● Instructions for the task:
Repeat, without any change, the entries presented below.

Start

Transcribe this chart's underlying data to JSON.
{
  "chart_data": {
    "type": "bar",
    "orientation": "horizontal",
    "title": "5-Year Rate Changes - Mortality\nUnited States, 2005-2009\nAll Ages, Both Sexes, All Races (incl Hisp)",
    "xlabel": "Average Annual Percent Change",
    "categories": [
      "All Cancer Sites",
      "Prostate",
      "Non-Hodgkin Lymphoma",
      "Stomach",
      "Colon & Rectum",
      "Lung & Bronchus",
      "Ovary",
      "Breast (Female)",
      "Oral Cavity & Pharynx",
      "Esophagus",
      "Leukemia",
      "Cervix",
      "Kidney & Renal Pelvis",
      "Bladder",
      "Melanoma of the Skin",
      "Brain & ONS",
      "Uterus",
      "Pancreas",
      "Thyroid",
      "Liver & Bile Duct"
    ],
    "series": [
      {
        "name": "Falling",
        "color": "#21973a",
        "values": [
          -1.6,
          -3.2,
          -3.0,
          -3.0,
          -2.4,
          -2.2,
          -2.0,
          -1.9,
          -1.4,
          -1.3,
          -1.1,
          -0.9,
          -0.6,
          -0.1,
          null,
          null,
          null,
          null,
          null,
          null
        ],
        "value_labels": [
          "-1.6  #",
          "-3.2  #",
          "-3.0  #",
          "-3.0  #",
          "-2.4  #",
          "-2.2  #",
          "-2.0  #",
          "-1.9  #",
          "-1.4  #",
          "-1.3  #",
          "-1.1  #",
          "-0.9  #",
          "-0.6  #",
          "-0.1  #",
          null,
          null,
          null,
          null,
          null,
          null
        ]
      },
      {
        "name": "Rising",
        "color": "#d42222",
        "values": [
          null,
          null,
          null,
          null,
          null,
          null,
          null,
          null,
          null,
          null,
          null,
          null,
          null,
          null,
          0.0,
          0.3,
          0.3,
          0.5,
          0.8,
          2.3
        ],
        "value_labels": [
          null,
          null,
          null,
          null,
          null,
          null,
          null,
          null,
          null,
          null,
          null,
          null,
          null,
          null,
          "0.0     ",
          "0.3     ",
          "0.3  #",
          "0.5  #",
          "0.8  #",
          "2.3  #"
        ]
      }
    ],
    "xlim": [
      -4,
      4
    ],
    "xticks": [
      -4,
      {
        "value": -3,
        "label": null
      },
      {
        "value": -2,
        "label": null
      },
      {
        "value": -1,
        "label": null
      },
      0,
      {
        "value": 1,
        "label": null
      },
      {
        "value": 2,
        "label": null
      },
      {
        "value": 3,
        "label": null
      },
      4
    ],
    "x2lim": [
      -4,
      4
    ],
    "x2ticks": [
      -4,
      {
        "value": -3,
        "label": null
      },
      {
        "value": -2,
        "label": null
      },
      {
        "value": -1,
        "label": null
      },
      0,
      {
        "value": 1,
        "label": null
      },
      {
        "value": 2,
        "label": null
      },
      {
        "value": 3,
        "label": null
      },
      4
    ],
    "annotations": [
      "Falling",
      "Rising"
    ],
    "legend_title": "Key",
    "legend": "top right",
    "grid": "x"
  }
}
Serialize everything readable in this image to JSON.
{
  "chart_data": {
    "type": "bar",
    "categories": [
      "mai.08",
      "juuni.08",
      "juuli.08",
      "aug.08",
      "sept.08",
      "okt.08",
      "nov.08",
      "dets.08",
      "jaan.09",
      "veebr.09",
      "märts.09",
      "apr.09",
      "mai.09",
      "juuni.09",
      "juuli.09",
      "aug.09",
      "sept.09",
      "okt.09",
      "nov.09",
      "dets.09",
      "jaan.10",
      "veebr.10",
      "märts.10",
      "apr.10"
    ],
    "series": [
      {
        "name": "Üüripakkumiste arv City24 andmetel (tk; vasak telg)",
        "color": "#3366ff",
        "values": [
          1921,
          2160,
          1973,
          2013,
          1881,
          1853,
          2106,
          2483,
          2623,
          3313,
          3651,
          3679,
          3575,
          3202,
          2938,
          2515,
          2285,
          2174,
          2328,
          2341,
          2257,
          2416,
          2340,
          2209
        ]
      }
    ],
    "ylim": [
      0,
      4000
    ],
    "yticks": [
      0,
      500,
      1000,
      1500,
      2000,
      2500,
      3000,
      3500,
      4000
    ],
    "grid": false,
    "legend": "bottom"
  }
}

End

● Answer for this exercise:
Transcribe this chart's underlying data to JSON.
{
  "chart_data": {
    "type": "bar",
    "orientation": "horizontal",
    "title": "5-Year Rate Changes - Mortality\nUnited States, 2005-2009\nAll Ages, Both Sexes, All Races (incl Hisp)",
    "xlabel": "Average Annual Percent Change",
    "categories": [
      "All Cancer Sites",
      "Prostate",
      "Non-Hodgkin Lymphoma",
      "Stomach",
      "Colon & Rectum",
      "Lung & Bronchus",
      "Ovary",
      "Breast (Female)",
      "Oral Cavity & Pharynx",
      "Esophagus",
      "Leukemia",
      "Cervix",
      "Kidney & Renal Pelvis",
      "Bladder",
      "Melanoma of the Skin",
      "Brain & ONS",
      "Uterus",
      "Pancreas",
      "Thyroid",
      "Liver & Bile Duct"
    ],
    "series": [
      {
        "name": "Falling",
        "color": "#21973a",
        "values": [
          -1.6,
          -3.2,
          -3.0,
          -3.0,
          -2.4,
          -2.2,
          -2.0,
          -1.9,
          -1.4,
          -1.3,
          -1.1,
          -0.9,
          -0.6,
          -0.1,
          null,
          null,
          null,
          null,
          null,
          null
        ],
        "value_labels": [
          "-1.6  #",
          "-3.2  #",
          "-3.0  #",
          "-3.0  #",
          "-2.4  #",
          "-2.2  #",
          "-2.0  #",
          "-1.9  #",
          "-1.4  #",
          "-1.3  #",
          "-1.1  #",
          "-0.9  #",
          "-0.6  #",
          "-0.1  #",
          null,
          null,
          null,
          null,
          null,
          null
        ]
      },
      {
        "name": "Rising",
        "color": "#d42222",
        "values": [
          null,
          null,
          null,
          null,
          null,
          null,
          null,
          null,
          null,
          null,
          null,
          null,
          null,
          null,
          0.0,
          0.3,
          0.3,
          0.5,
          0.8,
          2.3
        ],
        "value_labels": [
          null,
          null,
          null,
          null,
          null,
          null,
          null,
          null,
          null,
          null,
          null,
          null,
          null,
          null,
          "0.0     ",
          "0.3     ",
          "0.3  #",
          "0.5  #",
          "0.8  #",
          "2.3  #"
        ]
      }
    ],
    "xlim": [
      -4,
      4
    ],
    "xticks": [
      -4,
      {
        "value": -3,
        "label": null
      },
      {
        "value": -2,
        "label": null
      },
      {
        "value": -1,
        "label": null
      },
      0,
      {
        "value": 1,
        "label": null
      },
      {
        "value": 2,
        "label": null
      },
      {
        "value": 3,
        "label": null
      },
      4
    ],
    "x2lim": [
      -4,
      4
    ],
    "x2ticks": [
      -4,
      {
        "value": -3,
        "label": null
      },
      {
        "value": -2,
        "label": null
      },
      {
        "value": -1,
        "label": null
      },
      0,
      {
        "value": 1,
        "label": null
      },
      {
        "value": 2,
        "label": null
      },
      {
        "value": 3,
        "label": null
      },
      4
    ],
    "annotations": [
      "Falling",
      "Rising"
    ],
    "legend_title": "Key",
    "legend": "top right",
    "grid": "x"
  }
}
Serialize everything readable in this image to JSON.
{
  "chart_data": {
    "type": "bar",
    "categories": [
      "mai.08",
      "juuni.08",
      "juuli.08",
      "aug.08",
      "sept.08",
      "okt.08",
      "nov.08",
      "dets.08",
      "jaan.09",
      "veebr.09",
      "märts.09",
      "apr.09",
      "mai.09",
      "juuni.09",
      "juuli.09",
      "aug.09",
      "sept.09",
      "okt.09",
      "nov.09",
      "dets.09",
      "jaan.10",
      "veebr.10",
      "märts.10",
      "apr.10"
    ],
    "series": [
      {
        "name": "Üüripakkumiste arv City24 andmetel (tk; vasak telg)",
        "color": "#3366ff",
        "values": [
          1921,
          2160,
          1973,
          2013,
          1881,
          1853,
          2106,
          2483,
          2623,
          3313,
          3651,
          3679,
          3575,
          3202,
          2938,
          2515,
          2285,
          2174,
          2328,
          2341,
          2257,
          2416,
          2340,
          2209
        ]
      }
    ],
    "ylim": [
      0,
      4000
    ],
    "yticks": [
      0,
      500,
      1000,
      1500,
      2000,
      2500,
      3000,
      3500,
      4000
    ],
    "grid": false,
    "legend": "bottom"
  }
}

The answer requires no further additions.